### Set exercise
Copy the listing word for word, from its first line up to and including the line that contains "The under part 7A is at (250, 341).".

### Records for processing
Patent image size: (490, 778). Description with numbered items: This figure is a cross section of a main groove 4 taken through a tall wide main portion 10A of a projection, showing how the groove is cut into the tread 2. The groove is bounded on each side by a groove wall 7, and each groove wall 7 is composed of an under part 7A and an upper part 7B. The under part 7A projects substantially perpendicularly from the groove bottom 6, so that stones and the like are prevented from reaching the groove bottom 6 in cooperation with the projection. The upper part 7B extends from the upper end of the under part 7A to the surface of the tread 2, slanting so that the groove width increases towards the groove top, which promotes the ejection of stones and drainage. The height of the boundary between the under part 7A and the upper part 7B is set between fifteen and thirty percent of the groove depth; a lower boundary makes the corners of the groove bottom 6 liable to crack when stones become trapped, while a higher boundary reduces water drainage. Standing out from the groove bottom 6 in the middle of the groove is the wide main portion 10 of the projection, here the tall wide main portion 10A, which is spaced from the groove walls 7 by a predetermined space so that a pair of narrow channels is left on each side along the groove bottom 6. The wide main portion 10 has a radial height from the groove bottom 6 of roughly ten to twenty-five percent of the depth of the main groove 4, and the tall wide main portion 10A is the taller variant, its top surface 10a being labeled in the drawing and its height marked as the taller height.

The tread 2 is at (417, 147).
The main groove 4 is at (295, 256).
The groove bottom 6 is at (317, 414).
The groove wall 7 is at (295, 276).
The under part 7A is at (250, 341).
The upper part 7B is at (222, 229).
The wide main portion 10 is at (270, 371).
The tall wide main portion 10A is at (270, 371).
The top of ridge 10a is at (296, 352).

### Full answer
Patent image size: (490, 778). Description with numbered items: This figure is a cross section of a main groove 4 taken through a tall wide main portion 10A of a projection, showing how the groove is cut into the tread 2. The groove is bounded on each side by a groove wall 7, and each groove wall 7 is composed of an under part 7A and an upper part 7B. The under part 7A projects substantially perpendicularly from the groove bottom 6, so that stones and the like are prevented from reaching the groove bottom 6 in cooperation with the projection. The upper part 7B extends from the upper end of the under part 7A to the surface of the tread 2, slanting so that the groove width increases towards the groove top, which promotes the ejection of stones and drainage. The height of the boundary between the under part 7A and the upper part 7B is set between fifteen and thirty percent of the groove depth; a lower boundary makes the corners of the groove bottom 6 liable to crack when stones become trapped, while a higher boundary reduces water drainage. Standing out from the groove bottom 6 in the middle of the groove is the wide main portion 10 of the projection, here the tall wide main portion 10A, which is spaced from the groove walls 7 by a predetermined space so that a pair of narrow channels is left on each side along the groove bottom 6. The wide main portion 10 has a radial height from the groove bottom 6 of roughly ten to twenty-five percent of the depth of the main groove 4, and the tall wide main portion 10A is the taller variant, its top surface 10a being labeled in the drawing and its height marked as the taller height.

The tread 2 is at (417, 147).
The main groove 4 is at (295, 256).
The groove bottom 6 is at (317, 414).
The groove wall 7 is at (295, 276).
The under part 7A is at (250, 341).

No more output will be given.